• **Task details**
Exactly as they appear, output all of the records. Skip any images.

>> Begin Data entries

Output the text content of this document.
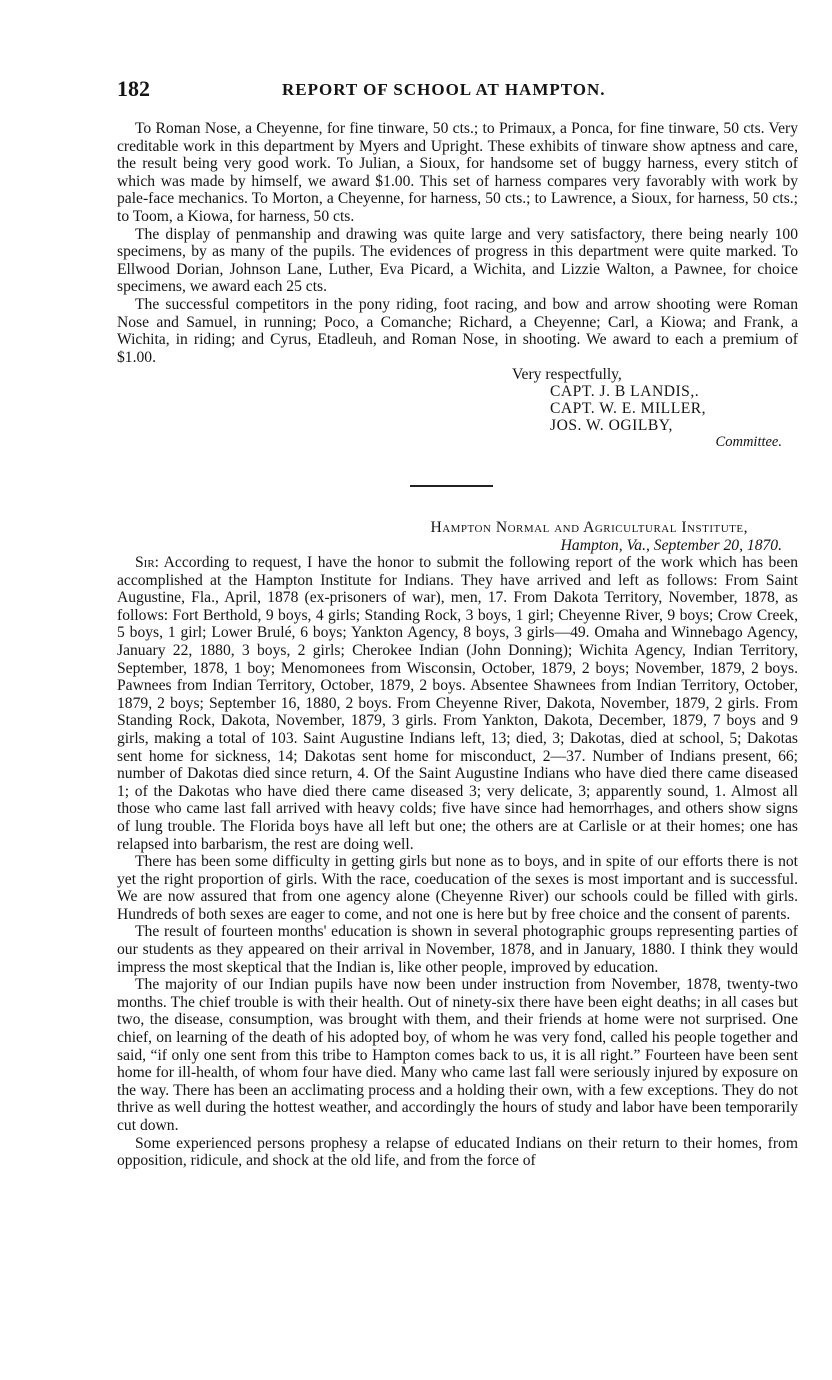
182	REPORT OF SCHOOL AT HAMPTON.

To Roman Nose, a Cheyenne, for fine tinware, 50 cts.; to Primaux, a Ponca, for fine tinware, 50 cts. Very creditable work in this department by Myers and Upright. These exhibits of tinware show aptness and care, the result being very good work. To Julian, a Sioux, for handsome set of buggy harness, every stitch of which was made by himself, we award $1.00. This set of harness compares very favorably with work by pale-face mechanics. To Morton, a Cheyenne, for harness, 50 cts.; to Lawrence, a Sioux, for harness, 50 cts.; to Toom, a Kiowa, for harness, 50 cts.

The display of penmanship and drawing was quite large and very satisfactory, there being nearly 100 specimens, by as many of the pupils. The evidences of progress in this department were quite marked. To Ellwood Dorian, Johnson Lane, Luther, Eva Picard, a Wichita, and Lizzie Walton, a Pawnee, for choice specimens, we award each 25 cts.

The successful competitors in the pony riding, foot racing, and bow and arrow shooting were Roman Nose and Samuel, in running; Poco, a Comanche; Richard, a Cheyenne; Carl, a Kiowa; and Frank, a Wichita, in riding; and Cyrus, Etadleuh, and Roman Nose, in shooting. We award to each a premium of $1.00.

Very respectfully,
CAPT. J. B LANDIS,.
CAPT. W. E. MILLER,
JOS. W. OGILBY,
Committee.
Hampton Normal and Agricultural Institute,
Hampton, Va., September 20, 1870.

Sir: According to request, I have the honor to submit the following report of the work which has been accomplished at the Hampton Institute for Indians. They have arrived and left as follows: From Saint Augustine, Fla., April, 1878 (ex-prisoners of war), men, 17. From Dakota Territory, November, 1878, as follows: Fort Berthold, 9 boys, 4 girls; Standing Rock, 3 boys, 1 girl; Cheyenne River, 9 boys; Crow Creek, 5 boys, 1 girl; Lower Brulé, 6 boys; Yankton Agency, 8 boys, 3 girls—49. Omaha and Winnebago Agency, January 22, 1880, 3 boys, 2 girls; Cherokee Indian (John Donning); Wichita Agency, Indian Territory, September, 1878, 1 boy; Menomonees from Wisconsin, October, 1879, 2 boys; November, 1879, 2 boys. Pawnees from Indian Territory, October, 1879, 2 boys. Absentee Shawnees from Indian Territory, October, 1879, 2 boys; September 16, 1880, 2 boys. From Cheyenne River, Dakota, November, 1879, 2 girls. From Standing Rock, Dakota, November, 1879, 3 girls. From Yankton, Dakota, December, 1879, 7 boys and 9 girls, making a total of 103. Saint Augustine Indians left, 13; died, 3; Dakotas, died at school, 5; Dakotas sent home for sickness, 14; Dakotas sent home for misconduct, 2—37. Number of Indians present, 66; number of Dakotas died since return, 4. Of the Saint Augustine Indians who have died there came diseased 1; of the Dakotas who have died there came diseased 3; very delicate, 3; apparently sound, 1. Almost all those who came last fall arrived with heavy colds; five have since had hemorrhages, and others show signs of lung trouble. The Florida boys have all left but one; the others are at Carlisle or at their homes; one has relapsed into barbarism, the rest are doing well.

There has been some difficulty in getting girls but none as to boys, and in spite of our efforts there is not yet the right proportion of girls. With the race, coeducation of the sexes is most important and is successful. We are now assured that from one agency alone (Cheyenne River) our schools could be filled with girls. Hundreds of both sexes are eager to come, and not one is here but by free choice and the consent of parents.

The result of fourteen months' education is shown in several photographic groups representing parties of our students as they appeared on their arrival in November, 1878, and in January, 1880. I think they would impress the most skeptical that the Indian is, like other people, improved by education.

The majority of our Indian pupils have now been under instruction from November, 1878, twenty-two months. The chief trouble is with their health. Out of ninety-six there have been eight deaths; in all cases but two, the disease, consumption, was brought with them, and their friends at home were not surprised. One chief, on learning of the death of his adopted boy, of whom he was very fond, called his people together and said, “if only one sent from this tribe to Hampton comes back to us, it is all right.” Fourteen have been sent home for ill-health, of whom four have died. Many who came last fall were seriously injured by exposure on the way. There has been an acclimating process and a holding their own, with a few exceptions. They do not thrive as well during the hottest weather, and accordingly the hours of study and labor have been temporarily cut down.

Some experienced persons prophesy a relapse of educated Indians on their return to their homes, from opposition, ridicule, and shock at the old life, and from the force of
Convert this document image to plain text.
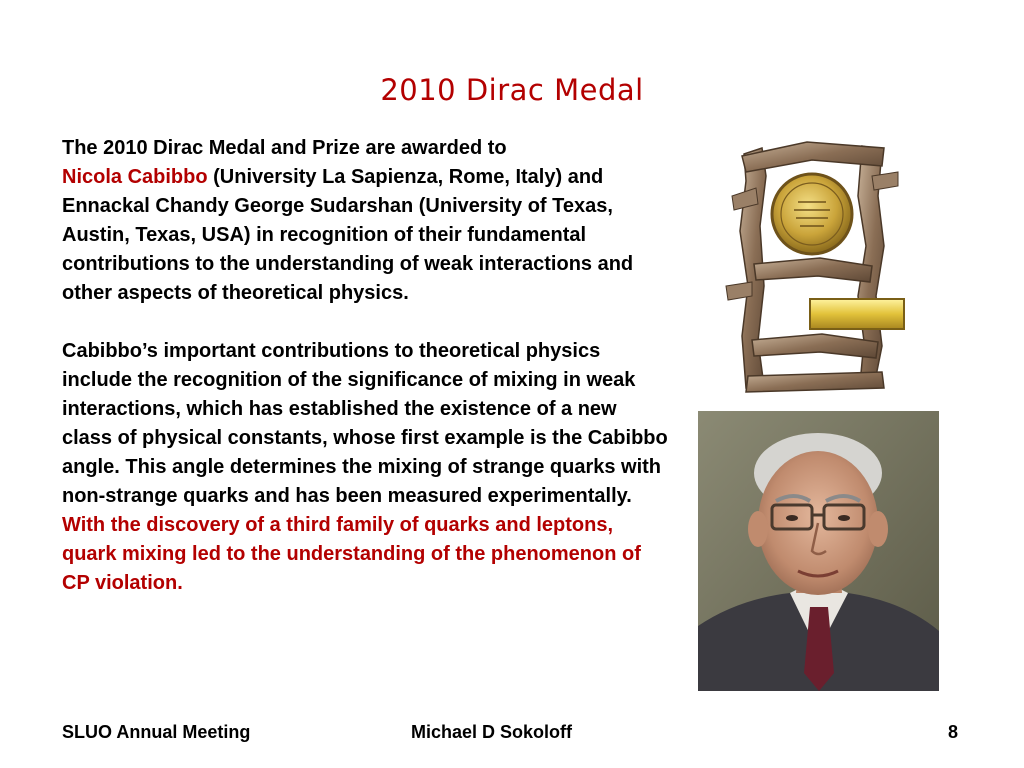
2010 Dirac Medal

The 2010 Dirac Medal and Prize are awarded to
Nicola Cabibbo (University La Sapienza, Rome, Italy) and Ennackal Chandy George Sudarshan (University of Texas, Austin, Texas, USA) in recognition of their fundamental contributions to the understanding of weak interactions and other aspects of theoretical physics.

Cabibbo’s important contributions to theoretical physics include the recognition of the significance of mixing in weak interactions, which has established the existence of a new class of physical constants, whose first example is the Cabibbo angle. This angle determines the mixing of strange quarks with non-strange quarks and has been measured experimentally. With the discovery of a third family of quarks and leptons, quark mixing led to the understanding of the phenomenon of CP violation.

SLUO Annual Meeting	Michael D Sokoloff	8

>> End Data entries

• **Answer to the problem**
Output the text content of this document.
182	REPORT OF SCHOOL AT HAMPTON.

To Roman Nose, a Cheyenne, for fine tinware, 50 cts.; to Primaux, a Ponca, for fine tinware, 50 cts. Very creditable work in this department by Myers and Upright. These exhibits of tinware show aptness and care, the result being very good work. To Julian, a Sioux, for handsome set of buggy harness, every stitch of which was made by himself, we award $1.00. This set of harness compares very favorably with work by pale-face mechanics. To Morton, a Cheyenne, for harness, 50 cts.; to Lawrence, a Sioux, for harness, 50 cts.; to Toom, a Kiowa, for harness, 50 cts.

The display of penmanship and drawing was quite large and very satisfactory, there being nearly 100 specimens, by as many of the pupils. The evidences of progress in this department were quite marked. To Ellwood Dorian, Johnson Lane, Luther, Eva Picard, a Wichita, and Lizzie Walton, a Pawnee, for choice specimens, we award each 25 cts.

The successful competitors in the pony riding, foot racing, and bow and arrow shooting were Roman Nose and Samuel, in running; Poco, a Comanche; Richard, a Cheyenne; Carl, a Kiowa; and Frank, a Wichita, in riding; and Cyrus, Etadleuh, and Roman Nose, in shooting. We award to each a premium of $1.00.

Very respectfully,
CAPT. J. B LANDIS,.
CAPT. W. E. MILLER,
JOS. W. OGILBY,
Committee.
Hampton Normal and Agricultural Institute,
Hampton, Va., September 20, 1870.

Sir: According to request, I have the honor to submit the following report of the work which has been accomplished at the Hampton Institute for Indians. They have arrived and left as follows: From Saint Augustine, Fla., April, 1878 (ex-prisoners of war), men, 17. From Dakota Territory, November, 1878, as follows: Fort Berthold, 9 boys, 4 girls; Standing Rock, 3 boys, 1 girl; Cheyenne River, 9 boys; Crow Creek, 5 boys, 1 girl; Lower Brulé, 6 boys; Yankton Agency, 8 boys, 3 girls—49. Omaha and Winnebago Agency, January 22, 1880, 3 boys, 2 girls; Cherokee Indian (John Donning); Wichita Agency, Indian Territory, September, 1878, 1 boy; Menomonees from Wisconsin, October, 1879, 2 boys; November, 1879, 2 boys. Pawnees from Indian Territory, October, 1879, 2 boys. Absentee Shawnees from Indian Territory, October, 1879, 2 boys; September 16, 1880, 2 boys. From Cheyenne River, Dakota, November, 1879, 2 girls. From Standing Rock, Dakota, November, 1879, 3 girls. From Yankton, Dakota, December, 1879, 7 boys and 9 girls, making a total of 103. Saint Augustine Indians left, 13; died, 3; Dakotas, died at school, 5; Dakotas sent home for sickness, 14; Dakotas sent home for misconduct, 2—37. Number of Indians present, 66; number of Dakotas died since return, 4. Of the Saint Augustine Indians who have died there came diseased 1; of the Dakotas who have died there came diseased 3; very delicate, 3; apparently sound, 1. Almost all those who came last fall arrived with heavy colds; five have since had hemorrhages, and others show signs of lung trouble. The Florida boys have all left but one; the others are at Carlisle or at their homes; one has relapsed into barbarism, the rest are doing well.

There has been some difficulty in getting girls but none as to boys, and in spite of our efforts there is not yet the right proportion of girls. With the race, coeducation of the sexes is most important and is successful. We are now assured that from one agency alone (Cheyenne River) our schools could be filled with girls. Hundreds of both sexes are eager to come, and not one is here but by free choice and the consent of parents.

The result of fourteen months' education is shown in several photographic groups representing parties of our students as they appeared on their arrival in November, 1878, and in January, 1880. I think they would impress the most skeptical that the Indian is, like other people, improved by education.

The majority of our Indian pupils have now been under instruction from November, 1878, twenty-two months. The chief trouble is with their health. Out of ninety-six there have been eight deaths; in all cases but two, the disease, consumption, was brought with them, and their friends at home were not surprised. One chief, on learning of the death of his adopted boy, of whom he was very fond, called his people together and said, “if only one sent from this tribe to Hampton comes back to us, it is all right.” Fourteen have been sent home for ill-health, of whom four have died. Many who came last fall were seriously injured by exposure on the way. There has been an acclimating process and a holding their own, with a few exceptions. They do not thrive as well during the hottest weather, and accordingly the hours of study and labor have been temporarily cut down.

Some experienced persons prophesy a relapse of educated Indians on their return to their homes, from opposition, ridicule, and shock at the old life, and from the force of
Convert this document image to plain text.
2010 Dirac Medal

The 2010 Dirac Medal and Prize are awarded to
Nicola Cabibbo (University La Sapienza, Rome, Italy) and Ennackal Chandy George Sudarshan (University of Texas, Austin, Texas, USA) in recognition of their fundamental contributions to the understanding of weak interactions and other aspects of theoretical physics.

Cabibbo’s important contributions to theoretical physics include the recognition of the significance of mixing in weak interactions, which has established the existence of a new class of physical constants, whose first example is the Cabibbo angle. This angle determines the mixing of strange quarks with non-strange quarks and has been measured experimentally. With the discovery of a third family of quarks and leptons, quark mixing led to the understanding of the phenomenon of CP violation.

SLUO Annual Meeting	Michael D Sokoloff	8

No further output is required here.